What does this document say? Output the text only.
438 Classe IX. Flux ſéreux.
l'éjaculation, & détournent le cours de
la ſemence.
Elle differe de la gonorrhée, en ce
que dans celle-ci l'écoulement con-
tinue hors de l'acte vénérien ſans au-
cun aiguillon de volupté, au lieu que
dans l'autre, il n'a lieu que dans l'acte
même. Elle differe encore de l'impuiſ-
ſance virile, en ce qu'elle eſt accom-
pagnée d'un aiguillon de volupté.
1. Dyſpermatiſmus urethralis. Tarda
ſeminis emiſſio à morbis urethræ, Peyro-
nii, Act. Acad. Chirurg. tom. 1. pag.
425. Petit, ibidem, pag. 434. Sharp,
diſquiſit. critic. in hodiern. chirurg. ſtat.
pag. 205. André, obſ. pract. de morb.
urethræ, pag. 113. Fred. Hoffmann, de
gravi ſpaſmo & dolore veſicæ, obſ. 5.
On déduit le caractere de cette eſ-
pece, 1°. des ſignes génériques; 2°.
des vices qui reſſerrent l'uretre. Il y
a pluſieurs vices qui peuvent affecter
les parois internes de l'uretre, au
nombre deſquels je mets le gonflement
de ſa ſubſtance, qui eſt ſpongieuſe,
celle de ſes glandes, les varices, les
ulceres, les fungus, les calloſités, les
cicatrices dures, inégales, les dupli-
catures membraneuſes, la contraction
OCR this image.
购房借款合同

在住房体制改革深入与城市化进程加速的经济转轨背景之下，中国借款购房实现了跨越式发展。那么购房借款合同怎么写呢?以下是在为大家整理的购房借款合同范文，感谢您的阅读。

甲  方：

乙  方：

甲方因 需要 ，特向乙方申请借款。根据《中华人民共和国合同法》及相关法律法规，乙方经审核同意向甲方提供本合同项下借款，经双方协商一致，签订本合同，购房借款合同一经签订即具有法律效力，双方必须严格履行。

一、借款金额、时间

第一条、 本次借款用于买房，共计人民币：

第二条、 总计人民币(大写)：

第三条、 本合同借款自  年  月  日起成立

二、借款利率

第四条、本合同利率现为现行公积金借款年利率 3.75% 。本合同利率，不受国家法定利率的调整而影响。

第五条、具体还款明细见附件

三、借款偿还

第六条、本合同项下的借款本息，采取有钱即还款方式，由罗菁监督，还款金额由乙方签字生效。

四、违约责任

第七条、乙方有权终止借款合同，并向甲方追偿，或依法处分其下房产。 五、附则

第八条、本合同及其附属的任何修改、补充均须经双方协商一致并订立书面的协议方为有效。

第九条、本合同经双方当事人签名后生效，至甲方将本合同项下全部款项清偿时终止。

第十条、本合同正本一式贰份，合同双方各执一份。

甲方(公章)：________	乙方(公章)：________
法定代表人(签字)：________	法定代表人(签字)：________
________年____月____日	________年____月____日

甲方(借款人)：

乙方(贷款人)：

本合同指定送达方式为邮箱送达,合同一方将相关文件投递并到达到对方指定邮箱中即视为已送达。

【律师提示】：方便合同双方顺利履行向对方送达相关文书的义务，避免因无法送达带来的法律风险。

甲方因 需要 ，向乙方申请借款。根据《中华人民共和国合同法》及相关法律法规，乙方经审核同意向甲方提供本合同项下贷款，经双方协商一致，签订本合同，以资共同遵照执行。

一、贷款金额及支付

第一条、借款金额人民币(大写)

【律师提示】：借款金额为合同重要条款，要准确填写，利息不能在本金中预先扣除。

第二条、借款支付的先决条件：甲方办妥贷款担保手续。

======

### [Directive]
What is the number of lines in this material that hold the string "中华人民共和国合同法"? Answer with that number only.

### [Result of the task]
2